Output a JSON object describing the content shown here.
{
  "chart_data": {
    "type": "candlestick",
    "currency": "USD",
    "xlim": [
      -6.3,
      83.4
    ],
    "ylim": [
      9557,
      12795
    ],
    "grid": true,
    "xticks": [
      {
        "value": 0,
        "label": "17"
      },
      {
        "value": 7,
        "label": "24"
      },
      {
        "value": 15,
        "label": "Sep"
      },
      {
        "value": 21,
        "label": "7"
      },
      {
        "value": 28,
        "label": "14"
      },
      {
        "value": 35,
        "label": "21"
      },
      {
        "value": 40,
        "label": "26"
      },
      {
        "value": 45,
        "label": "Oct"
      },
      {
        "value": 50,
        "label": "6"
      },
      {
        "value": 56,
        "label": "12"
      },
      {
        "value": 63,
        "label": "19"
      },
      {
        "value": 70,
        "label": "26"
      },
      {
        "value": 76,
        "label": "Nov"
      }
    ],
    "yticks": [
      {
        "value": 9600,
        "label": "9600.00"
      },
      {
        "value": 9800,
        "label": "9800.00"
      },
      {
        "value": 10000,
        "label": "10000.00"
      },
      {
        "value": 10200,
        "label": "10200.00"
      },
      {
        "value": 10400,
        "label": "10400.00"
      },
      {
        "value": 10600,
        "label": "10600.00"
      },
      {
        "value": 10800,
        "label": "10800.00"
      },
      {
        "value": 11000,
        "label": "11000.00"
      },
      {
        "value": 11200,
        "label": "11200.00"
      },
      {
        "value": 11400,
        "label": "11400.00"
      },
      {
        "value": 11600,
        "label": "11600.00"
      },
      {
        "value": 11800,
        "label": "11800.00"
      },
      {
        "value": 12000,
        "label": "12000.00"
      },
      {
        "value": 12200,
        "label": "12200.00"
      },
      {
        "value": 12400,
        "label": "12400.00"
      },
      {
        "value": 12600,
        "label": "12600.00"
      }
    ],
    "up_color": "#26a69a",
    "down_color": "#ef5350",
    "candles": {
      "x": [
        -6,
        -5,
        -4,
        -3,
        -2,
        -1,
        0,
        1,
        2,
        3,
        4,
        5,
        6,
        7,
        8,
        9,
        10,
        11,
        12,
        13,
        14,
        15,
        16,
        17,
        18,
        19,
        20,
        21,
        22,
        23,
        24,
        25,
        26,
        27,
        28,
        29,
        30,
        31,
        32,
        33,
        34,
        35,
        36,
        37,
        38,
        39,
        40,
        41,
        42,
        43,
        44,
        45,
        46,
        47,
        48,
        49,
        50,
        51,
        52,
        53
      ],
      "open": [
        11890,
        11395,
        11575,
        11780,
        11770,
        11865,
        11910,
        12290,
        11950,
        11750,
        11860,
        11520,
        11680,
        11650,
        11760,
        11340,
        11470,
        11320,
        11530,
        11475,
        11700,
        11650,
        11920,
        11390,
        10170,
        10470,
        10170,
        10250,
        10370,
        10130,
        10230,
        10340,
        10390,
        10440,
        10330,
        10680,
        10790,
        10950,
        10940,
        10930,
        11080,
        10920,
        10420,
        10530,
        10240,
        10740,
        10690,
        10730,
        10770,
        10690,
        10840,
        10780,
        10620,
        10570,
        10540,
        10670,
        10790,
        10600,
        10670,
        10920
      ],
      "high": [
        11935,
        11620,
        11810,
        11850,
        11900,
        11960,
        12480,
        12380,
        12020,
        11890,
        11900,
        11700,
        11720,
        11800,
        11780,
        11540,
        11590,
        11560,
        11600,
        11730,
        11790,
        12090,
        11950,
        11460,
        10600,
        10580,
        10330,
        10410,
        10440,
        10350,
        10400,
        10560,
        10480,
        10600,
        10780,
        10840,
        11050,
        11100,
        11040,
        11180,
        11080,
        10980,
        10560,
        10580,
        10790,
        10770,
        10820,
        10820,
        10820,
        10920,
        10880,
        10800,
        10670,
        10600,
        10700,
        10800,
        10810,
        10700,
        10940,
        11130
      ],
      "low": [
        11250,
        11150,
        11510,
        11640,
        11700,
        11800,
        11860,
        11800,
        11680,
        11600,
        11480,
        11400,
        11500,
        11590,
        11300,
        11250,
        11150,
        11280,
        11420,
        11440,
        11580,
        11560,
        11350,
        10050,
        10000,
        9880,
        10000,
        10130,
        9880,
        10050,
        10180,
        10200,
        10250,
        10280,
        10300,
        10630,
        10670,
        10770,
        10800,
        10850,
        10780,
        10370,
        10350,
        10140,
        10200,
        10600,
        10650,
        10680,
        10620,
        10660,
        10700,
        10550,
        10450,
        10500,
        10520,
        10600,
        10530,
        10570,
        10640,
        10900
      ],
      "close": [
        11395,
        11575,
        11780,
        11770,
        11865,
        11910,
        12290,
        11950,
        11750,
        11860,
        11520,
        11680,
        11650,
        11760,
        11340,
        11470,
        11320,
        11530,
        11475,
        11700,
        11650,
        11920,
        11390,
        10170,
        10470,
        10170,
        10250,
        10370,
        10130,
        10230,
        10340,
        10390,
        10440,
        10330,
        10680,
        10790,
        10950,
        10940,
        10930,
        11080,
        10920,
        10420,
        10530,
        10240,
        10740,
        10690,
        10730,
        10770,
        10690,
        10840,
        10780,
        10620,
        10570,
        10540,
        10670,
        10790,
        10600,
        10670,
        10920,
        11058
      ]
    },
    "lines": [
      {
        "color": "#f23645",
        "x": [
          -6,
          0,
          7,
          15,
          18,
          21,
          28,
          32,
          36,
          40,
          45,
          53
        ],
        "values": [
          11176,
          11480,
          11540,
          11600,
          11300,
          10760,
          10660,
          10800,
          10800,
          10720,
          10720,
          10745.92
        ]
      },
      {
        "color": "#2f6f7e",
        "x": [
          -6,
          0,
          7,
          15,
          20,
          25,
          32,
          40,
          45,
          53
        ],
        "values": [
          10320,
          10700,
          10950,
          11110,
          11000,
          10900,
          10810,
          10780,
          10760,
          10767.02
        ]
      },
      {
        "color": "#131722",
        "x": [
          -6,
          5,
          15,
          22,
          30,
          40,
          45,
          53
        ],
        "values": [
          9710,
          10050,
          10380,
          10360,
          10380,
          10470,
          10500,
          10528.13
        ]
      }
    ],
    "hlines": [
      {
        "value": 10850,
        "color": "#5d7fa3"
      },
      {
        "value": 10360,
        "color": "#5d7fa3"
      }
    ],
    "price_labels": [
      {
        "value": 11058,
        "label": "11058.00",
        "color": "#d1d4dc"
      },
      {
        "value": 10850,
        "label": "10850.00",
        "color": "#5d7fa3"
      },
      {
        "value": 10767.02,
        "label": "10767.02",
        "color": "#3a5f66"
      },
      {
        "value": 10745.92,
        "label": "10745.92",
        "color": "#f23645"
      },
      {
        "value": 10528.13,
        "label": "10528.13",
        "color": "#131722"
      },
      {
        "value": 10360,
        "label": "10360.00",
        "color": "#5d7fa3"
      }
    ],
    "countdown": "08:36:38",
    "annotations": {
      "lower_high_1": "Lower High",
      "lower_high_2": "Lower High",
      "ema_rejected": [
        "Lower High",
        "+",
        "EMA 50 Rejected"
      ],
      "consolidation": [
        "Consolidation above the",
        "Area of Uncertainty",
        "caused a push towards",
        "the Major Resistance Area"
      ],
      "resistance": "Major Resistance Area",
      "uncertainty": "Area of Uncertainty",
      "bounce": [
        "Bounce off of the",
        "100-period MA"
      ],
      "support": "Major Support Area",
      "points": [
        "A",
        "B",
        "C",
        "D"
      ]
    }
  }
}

+---+

Set task: Which lines above contain "Major"? Show each of them.

Correct result:
        "the Major Resistance Area"
      "resistance": "Major Resistance Area",
      "support": "Major Support Area",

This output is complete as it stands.